** BEGIN **

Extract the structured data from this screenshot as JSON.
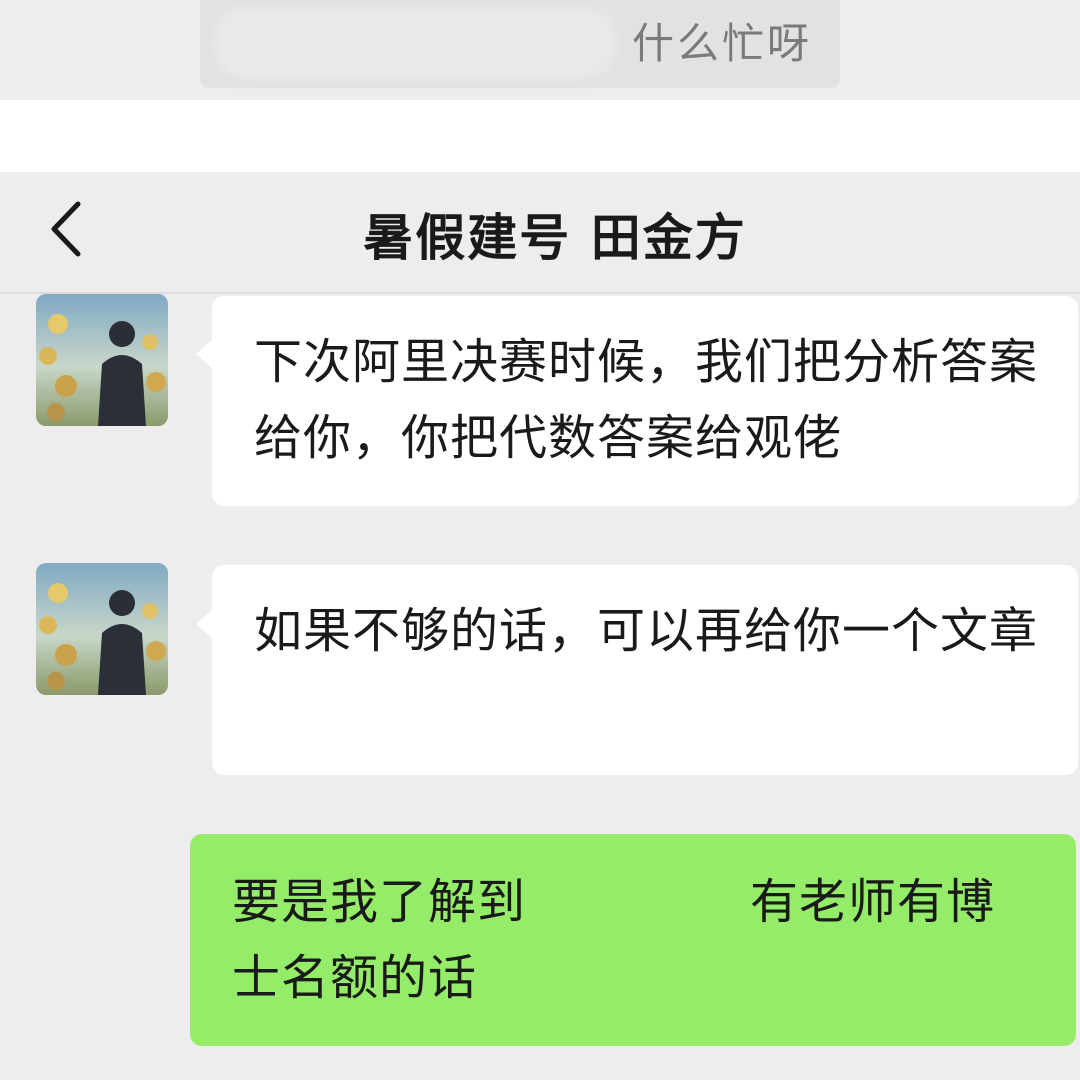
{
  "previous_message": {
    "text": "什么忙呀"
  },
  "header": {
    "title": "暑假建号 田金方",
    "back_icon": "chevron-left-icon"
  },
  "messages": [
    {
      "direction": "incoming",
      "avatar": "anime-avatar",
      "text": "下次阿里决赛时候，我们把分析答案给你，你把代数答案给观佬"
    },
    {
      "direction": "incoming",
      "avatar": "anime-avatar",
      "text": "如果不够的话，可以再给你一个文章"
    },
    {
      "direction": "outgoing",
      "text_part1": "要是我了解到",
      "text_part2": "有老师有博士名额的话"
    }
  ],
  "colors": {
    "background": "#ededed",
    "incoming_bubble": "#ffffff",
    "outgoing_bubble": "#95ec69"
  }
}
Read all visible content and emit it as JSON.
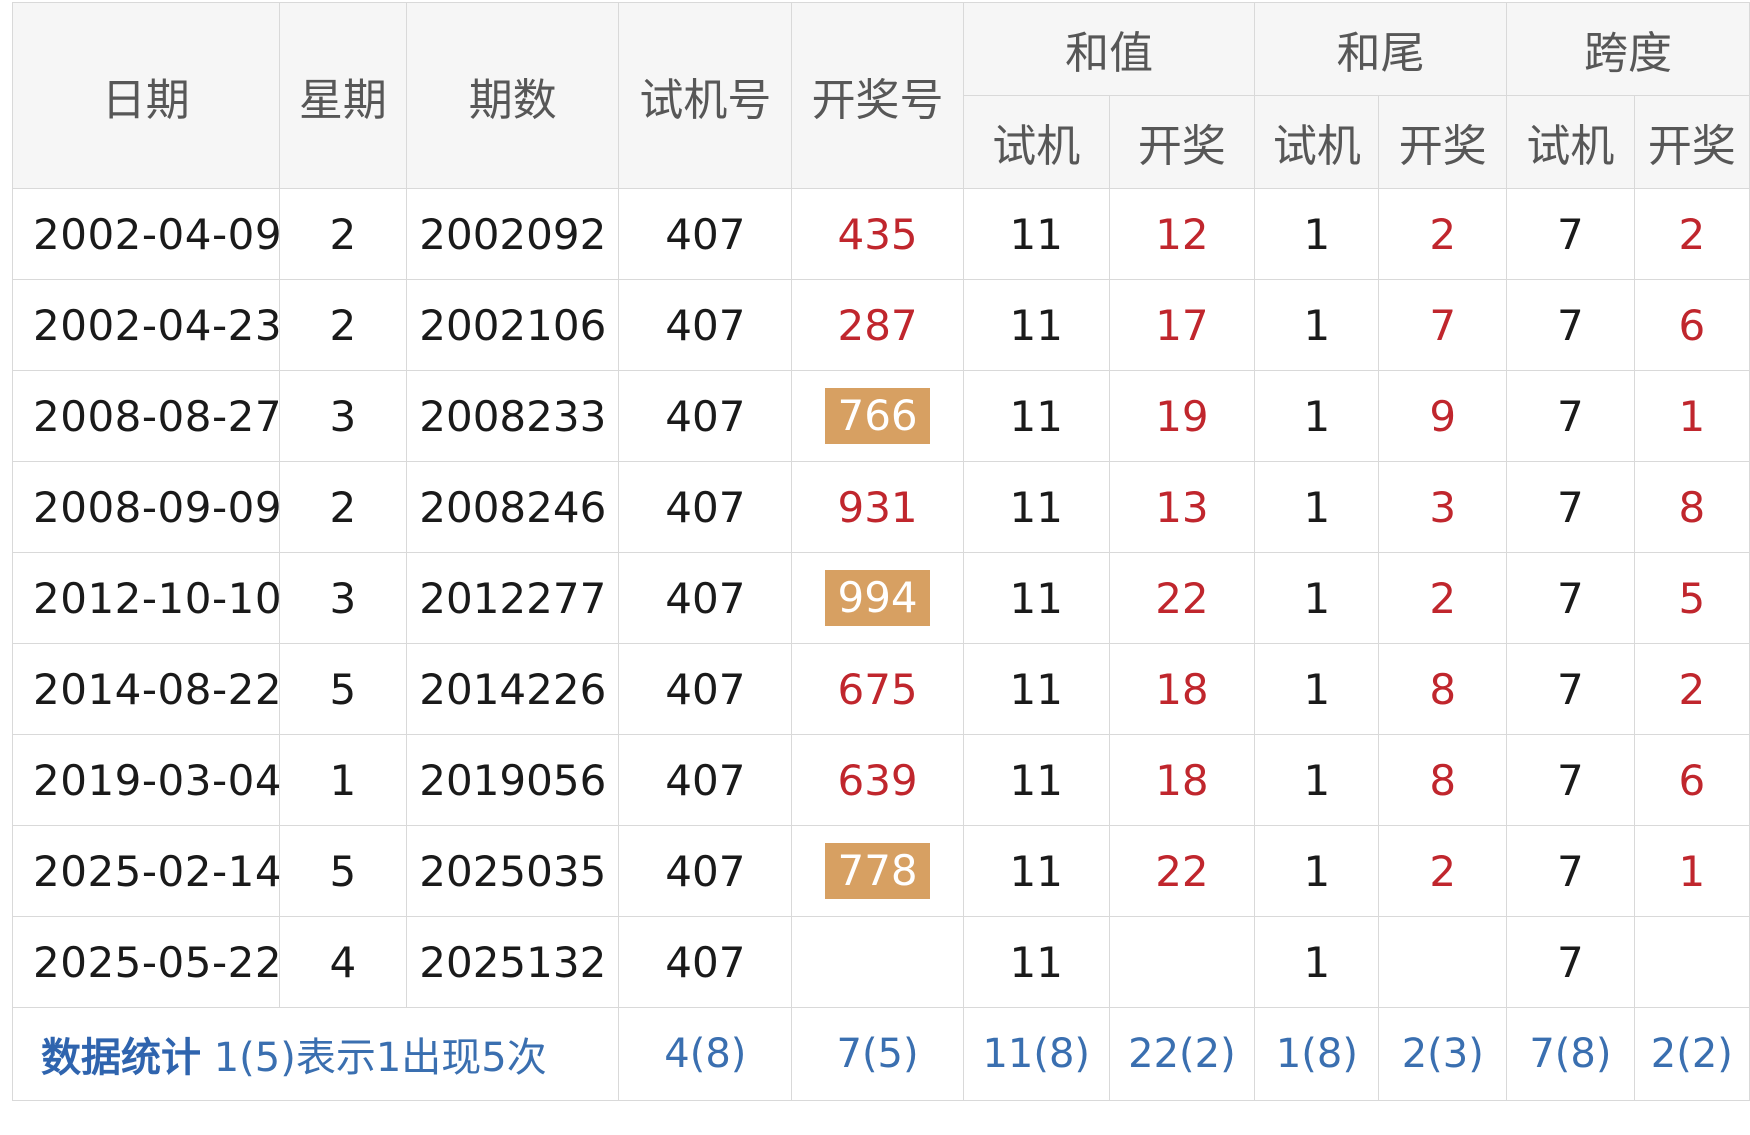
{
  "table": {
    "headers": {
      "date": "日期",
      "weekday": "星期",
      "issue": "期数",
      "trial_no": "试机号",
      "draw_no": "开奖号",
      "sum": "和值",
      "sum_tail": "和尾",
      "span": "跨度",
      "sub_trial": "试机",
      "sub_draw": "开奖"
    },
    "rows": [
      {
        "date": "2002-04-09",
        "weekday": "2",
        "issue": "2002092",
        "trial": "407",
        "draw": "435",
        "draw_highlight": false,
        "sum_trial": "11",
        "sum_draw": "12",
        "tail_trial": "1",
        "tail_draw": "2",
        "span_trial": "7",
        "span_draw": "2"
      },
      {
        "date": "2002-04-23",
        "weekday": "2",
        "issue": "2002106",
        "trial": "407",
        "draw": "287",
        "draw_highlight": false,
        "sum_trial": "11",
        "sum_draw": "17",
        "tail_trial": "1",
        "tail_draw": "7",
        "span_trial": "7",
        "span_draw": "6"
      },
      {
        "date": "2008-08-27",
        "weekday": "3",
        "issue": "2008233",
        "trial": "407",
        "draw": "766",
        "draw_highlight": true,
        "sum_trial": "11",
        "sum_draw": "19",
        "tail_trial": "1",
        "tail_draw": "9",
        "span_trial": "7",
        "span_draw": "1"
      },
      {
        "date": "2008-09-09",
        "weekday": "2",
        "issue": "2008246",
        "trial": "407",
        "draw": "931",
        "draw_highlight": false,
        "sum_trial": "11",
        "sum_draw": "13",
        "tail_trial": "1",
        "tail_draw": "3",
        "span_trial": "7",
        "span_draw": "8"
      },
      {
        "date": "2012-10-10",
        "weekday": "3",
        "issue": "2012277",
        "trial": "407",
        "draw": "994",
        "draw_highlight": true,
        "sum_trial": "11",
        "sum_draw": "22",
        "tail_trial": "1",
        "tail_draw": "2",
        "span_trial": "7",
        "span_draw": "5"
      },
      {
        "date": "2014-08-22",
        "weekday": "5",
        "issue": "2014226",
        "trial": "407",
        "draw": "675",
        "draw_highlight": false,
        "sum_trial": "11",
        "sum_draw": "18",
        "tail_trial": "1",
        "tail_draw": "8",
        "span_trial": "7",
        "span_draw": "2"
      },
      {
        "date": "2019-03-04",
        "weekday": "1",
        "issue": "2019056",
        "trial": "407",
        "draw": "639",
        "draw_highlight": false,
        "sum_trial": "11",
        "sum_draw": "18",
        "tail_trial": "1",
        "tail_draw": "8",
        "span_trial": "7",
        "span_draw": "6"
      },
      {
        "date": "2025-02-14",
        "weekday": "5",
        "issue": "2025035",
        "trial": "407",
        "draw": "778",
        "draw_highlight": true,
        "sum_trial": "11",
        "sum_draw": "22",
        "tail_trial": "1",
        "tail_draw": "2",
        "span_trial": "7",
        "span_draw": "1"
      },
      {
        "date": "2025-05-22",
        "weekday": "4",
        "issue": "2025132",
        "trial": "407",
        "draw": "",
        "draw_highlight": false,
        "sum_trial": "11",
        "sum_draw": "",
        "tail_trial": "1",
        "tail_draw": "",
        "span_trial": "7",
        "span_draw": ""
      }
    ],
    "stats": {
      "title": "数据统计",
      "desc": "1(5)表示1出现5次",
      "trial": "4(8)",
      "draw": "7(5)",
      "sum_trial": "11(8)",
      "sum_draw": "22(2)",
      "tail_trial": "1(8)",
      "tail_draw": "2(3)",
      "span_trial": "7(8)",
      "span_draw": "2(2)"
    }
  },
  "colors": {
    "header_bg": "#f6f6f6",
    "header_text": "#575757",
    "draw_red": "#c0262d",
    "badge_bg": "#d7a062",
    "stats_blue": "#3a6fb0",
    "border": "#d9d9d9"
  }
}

** END **
** BEGIN **

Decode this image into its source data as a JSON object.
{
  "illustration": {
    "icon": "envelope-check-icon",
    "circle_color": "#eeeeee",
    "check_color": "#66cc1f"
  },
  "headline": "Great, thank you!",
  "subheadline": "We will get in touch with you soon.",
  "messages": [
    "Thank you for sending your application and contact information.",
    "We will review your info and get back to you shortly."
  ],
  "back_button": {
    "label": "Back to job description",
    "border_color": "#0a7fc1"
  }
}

** END **
** BEGIN **

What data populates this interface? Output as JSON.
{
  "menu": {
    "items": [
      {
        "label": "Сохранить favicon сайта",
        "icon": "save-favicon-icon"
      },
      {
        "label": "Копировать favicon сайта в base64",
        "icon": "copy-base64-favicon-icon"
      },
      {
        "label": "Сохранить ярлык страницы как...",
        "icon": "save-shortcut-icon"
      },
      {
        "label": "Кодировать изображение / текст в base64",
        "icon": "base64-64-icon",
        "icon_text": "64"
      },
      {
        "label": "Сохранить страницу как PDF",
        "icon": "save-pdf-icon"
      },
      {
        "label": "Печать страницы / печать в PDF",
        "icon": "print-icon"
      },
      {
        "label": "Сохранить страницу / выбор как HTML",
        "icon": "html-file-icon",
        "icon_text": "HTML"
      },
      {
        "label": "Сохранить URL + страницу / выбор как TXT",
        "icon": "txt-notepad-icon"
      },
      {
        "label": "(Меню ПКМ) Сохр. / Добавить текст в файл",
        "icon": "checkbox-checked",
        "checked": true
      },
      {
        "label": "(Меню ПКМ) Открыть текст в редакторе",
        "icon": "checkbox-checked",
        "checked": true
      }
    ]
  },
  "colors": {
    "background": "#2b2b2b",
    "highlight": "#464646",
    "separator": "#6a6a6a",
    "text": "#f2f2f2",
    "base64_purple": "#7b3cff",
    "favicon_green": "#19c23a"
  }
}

** END **

## STATED EXERCISE
Collect each line holding the string "background".

## REPLY
    "background": "#ededed",
    "background": "#2b2b2b",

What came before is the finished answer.